• **Requirements**
Copy out, word for word, everything from the start of the records down to the line containing "document-title: 河北地质职工大学教案【教学单元首页】 bbox=[196, 196, 754, 231]", including that line.

-- START --

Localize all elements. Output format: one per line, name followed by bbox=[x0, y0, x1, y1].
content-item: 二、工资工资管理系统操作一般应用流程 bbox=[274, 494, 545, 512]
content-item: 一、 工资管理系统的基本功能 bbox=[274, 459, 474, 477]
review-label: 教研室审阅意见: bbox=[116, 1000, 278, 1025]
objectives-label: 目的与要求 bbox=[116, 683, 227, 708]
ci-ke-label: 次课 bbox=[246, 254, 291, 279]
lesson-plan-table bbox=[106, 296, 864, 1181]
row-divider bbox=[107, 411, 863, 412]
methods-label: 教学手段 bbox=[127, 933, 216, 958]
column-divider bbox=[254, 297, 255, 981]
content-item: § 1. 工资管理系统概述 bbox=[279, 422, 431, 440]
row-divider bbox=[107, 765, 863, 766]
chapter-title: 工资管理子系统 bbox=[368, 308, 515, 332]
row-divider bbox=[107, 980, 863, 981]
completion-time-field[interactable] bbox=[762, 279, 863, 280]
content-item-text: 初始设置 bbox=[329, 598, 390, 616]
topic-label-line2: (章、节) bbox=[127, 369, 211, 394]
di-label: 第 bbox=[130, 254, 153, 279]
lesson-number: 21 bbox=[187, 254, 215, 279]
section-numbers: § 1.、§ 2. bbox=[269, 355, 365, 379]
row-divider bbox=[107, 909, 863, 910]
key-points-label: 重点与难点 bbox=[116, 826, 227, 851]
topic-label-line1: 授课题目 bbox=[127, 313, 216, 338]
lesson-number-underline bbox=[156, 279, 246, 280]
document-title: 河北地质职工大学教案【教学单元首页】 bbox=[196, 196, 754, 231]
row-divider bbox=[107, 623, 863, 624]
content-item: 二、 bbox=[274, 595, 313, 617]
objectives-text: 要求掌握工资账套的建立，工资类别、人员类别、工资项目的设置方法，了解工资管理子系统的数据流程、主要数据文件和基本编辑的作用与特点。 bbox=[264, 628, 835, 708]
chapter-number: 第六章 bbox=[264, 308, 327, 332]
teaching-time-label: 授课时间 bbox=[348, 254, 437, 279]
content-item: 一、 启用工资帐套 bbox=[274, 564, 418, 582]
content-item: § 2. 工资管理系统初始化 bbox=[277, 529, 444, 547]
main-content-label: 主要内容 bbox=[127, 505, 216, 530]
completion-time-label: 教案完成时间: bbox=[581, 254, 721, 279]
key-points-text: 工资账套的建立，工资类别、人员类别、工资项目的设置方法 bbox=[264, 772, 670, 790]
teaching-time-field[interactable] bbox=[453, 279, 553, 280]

-- END --

• **Task answer**
Localize all elements. Output format: one per line, name followed by bbox=[x0, y0, x1, y1].
content-item: 二、工资工资管理系统操作一般应用流程 bbox=[274, 494, 545, 512]
content-item: 一、 工资管理系统的基本功能 bbox=[274, 459, 474, 477]
review-label: 教研室审阅意见: bbox=[116, 1000, 278, 1025]
objectives-label: 目的与要求 bbox=[116, 683, 227, 708]
ci-ke-label: 次课 bbox=[246, 254, 291, 279]
lesson-plan-table bbox=[106, 296, 864, 1181]
row-divider bbox=[107, 411, 863, 412]
methods-label: 教学手段 bbox=[127, 933, 216, 958]
column-divider bbox=[254, 297, 255, 981]
content-item: § 1. 工资管理系统概述 bbox=[279, 422, 431, 440]
row-divider bbox=[107, 765, 863, 766]
chapter-title: 工资管理子系统 bbox=[368, 308, 515, 332]
row-divider bbox=[107, 980, 863, 981]
completion-time-field[interactable] bbox=[762, 279, 863, 280]
content-item-text: 初始设置 bbox=[329, 598, 390, 616]
topic-label-line2: (章、节) bbox=[127, 369, 211, 394]
di-label: 第 bbox=[130, 254, 153, 279]
lesson-number: 21 bbox=[187, 254, 215, 279]
section-numbers: § 1.、§ 2. bbox=[269, 355, 365, 379]
row-divider bbox=[107, 909, 863, 910]
key-points-label: 重点与难点 bbox=[116, 826, 227, 851]
topic-label-line1: 授课题目 bbox=[127, 313, 216, 338]
lesson-number-underline bbox=[156, 279, 246, 280]
document-title: 河北地质职工大学教案【教学单元首页】 bbox=[196, 196, 754, 231]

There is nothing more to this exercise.